▸ Exercise prompt: Tally the lines holding "title" and state only that figure.

++++ Given records ++++

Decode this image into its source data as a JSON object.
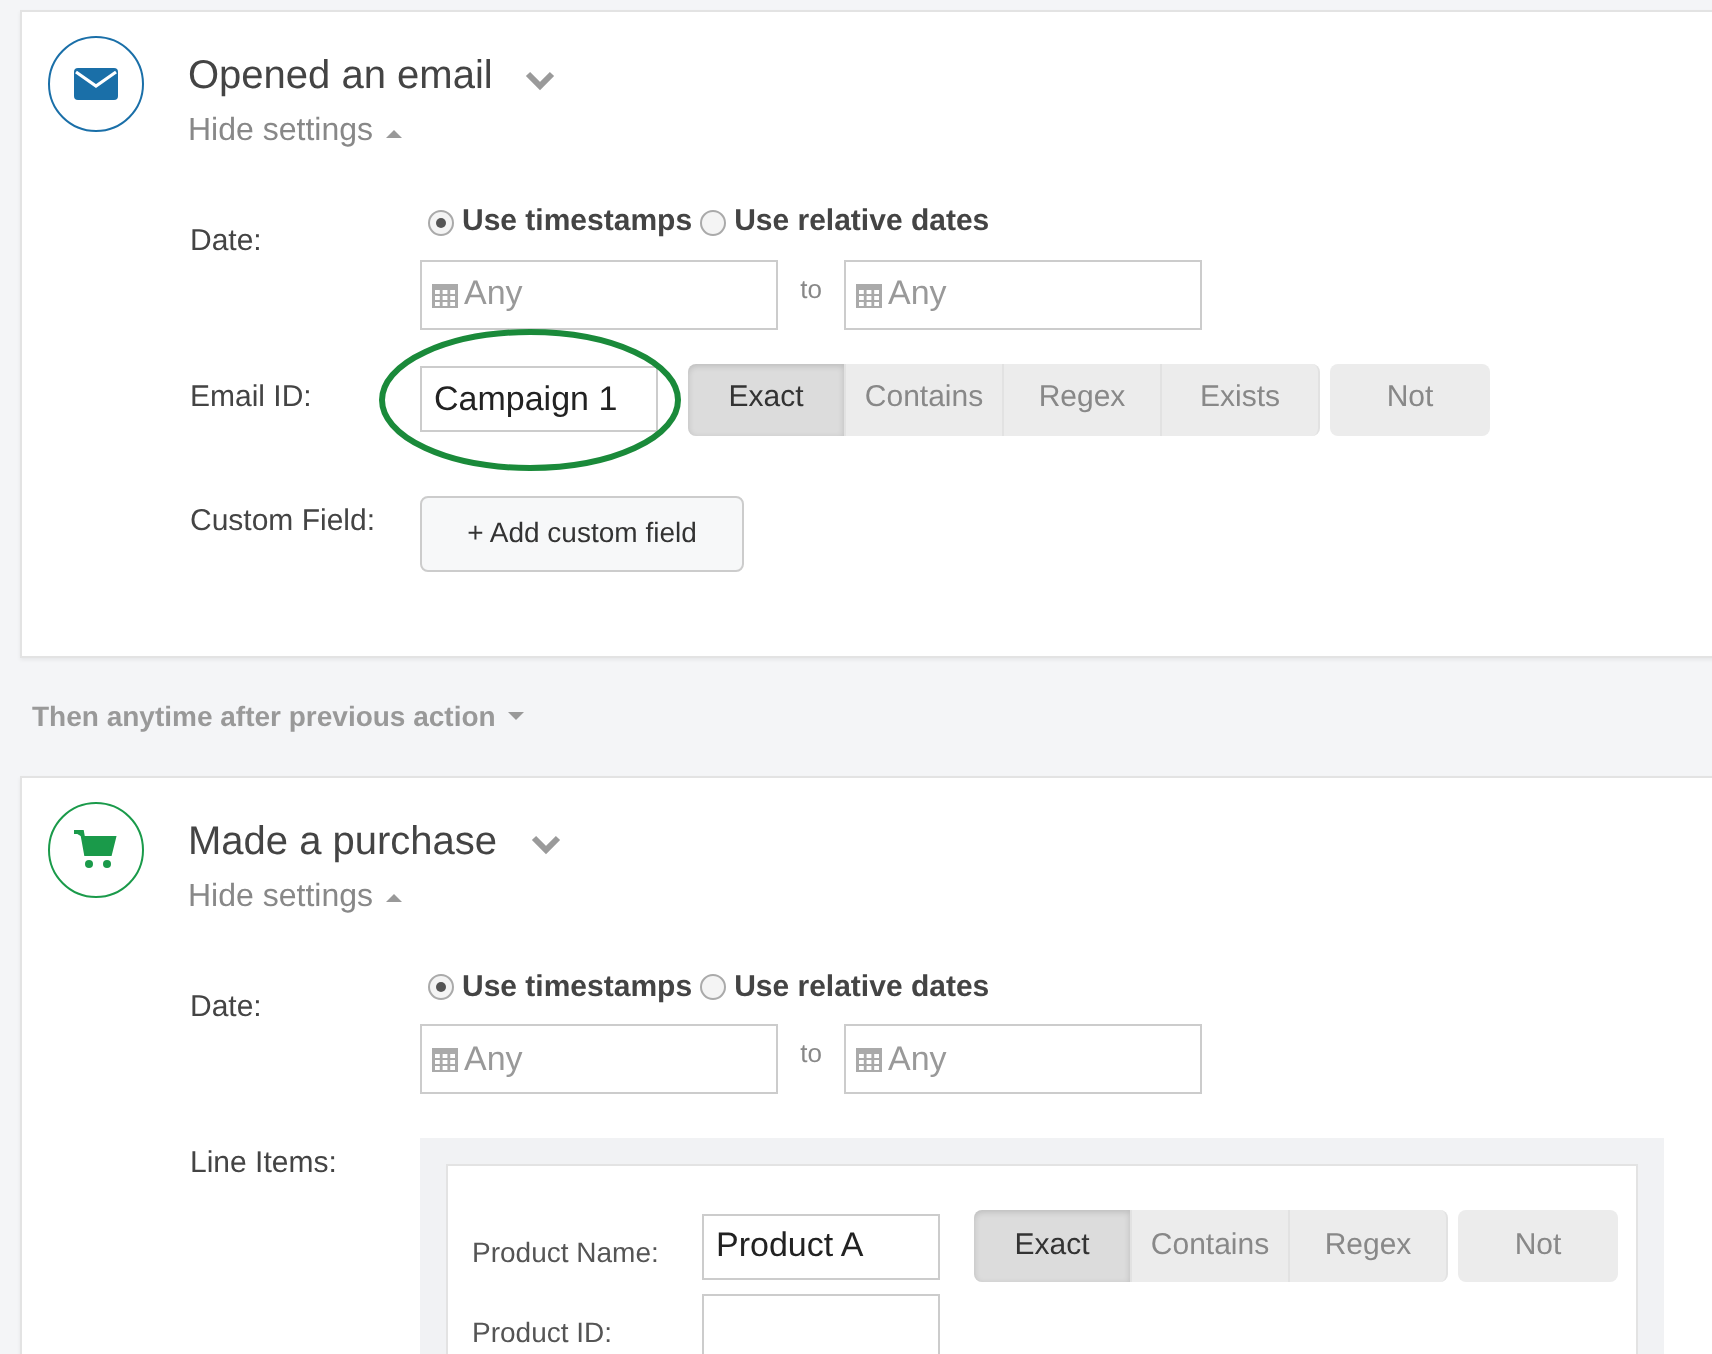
{
  "steps": [
    {
      "kind": "email",
      "color": "#1a6fa8",
      "title": "Opened an email",
      "settings_toggle": "Hide settings",
      "expanded": true,
      "date": {
        "label": "Date:",
        "modes": [
          {
            "label": "Use timestamps",
            "selected": true
          },
          {
            "label": "Use relative dates",
            "selected": false
          }
        ],
        "from": {
          "placeholder": "Any"
        },
        "separator": "to",
        "to": {
          "placeholder": "Any"
        }
      },
      "fields": [
        {
          "kind": "match",
          "label": "Email ID:",
          "value": "Campaign 1",
          "circled": true,
          "options": [
            {
              "label": "Exact",
              "selected": true
            },
            {
              "label": "Contains",
              "selected": false
            },
            {
              "label": "Regex",
              "selected": false
            },
            {
              "label": "Exists",
              "selected": false
            }
          ],
          "negate": {
            "label": "Not",
            "selected": false
          }
        },
        {
          "kind": "button",
          "label": "Custom Field:",
          "button": "+ Add custom field"
        }
      ]
    },
    {
      "connector": "Then anytime after previous action"
    },
    {
      "kind": "cart",
      "color": "#1a9a4a",
      "title": "Made a purchase",
      "settings_toggle": "Hide settings",
      "expanded": true,
      "date": {
        "label": "Date:",
        "modes": [
          {
            "label": "Use timestamps",
            "selected": true
          },
          {
            "label": "Use relative dates",
            "selected": false
          }
        ],
        "from": {
          "placeholder": "Any"
        },
        "separator": "to",
        "to": {
          "placeholder": "Any"
        }
      },
      "fields": [
        {
          "kind": "group",
          "label": "Line Items:",
          "items": [
            {
              "kind": "match",
              "label": "Product Name:",
              "value": "Product A",
              "circled": false,
              "options": [
                {
                  "label": "Exact",
                  "selected": true
                },
                {
                  "label": "Contains",
                  "selected": false
                },
                {
                  "label": "Regex",
                  "selected": false
                }
              ],
              "negate": {
                "label": "Not",
                "selected": false
              }
            },
            {
              "kind": "match",
              "label": "Product ID:",
              "value": ""
            }
          ]
        }
      ]
    }
  ]
}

++++

▸ Result below: 2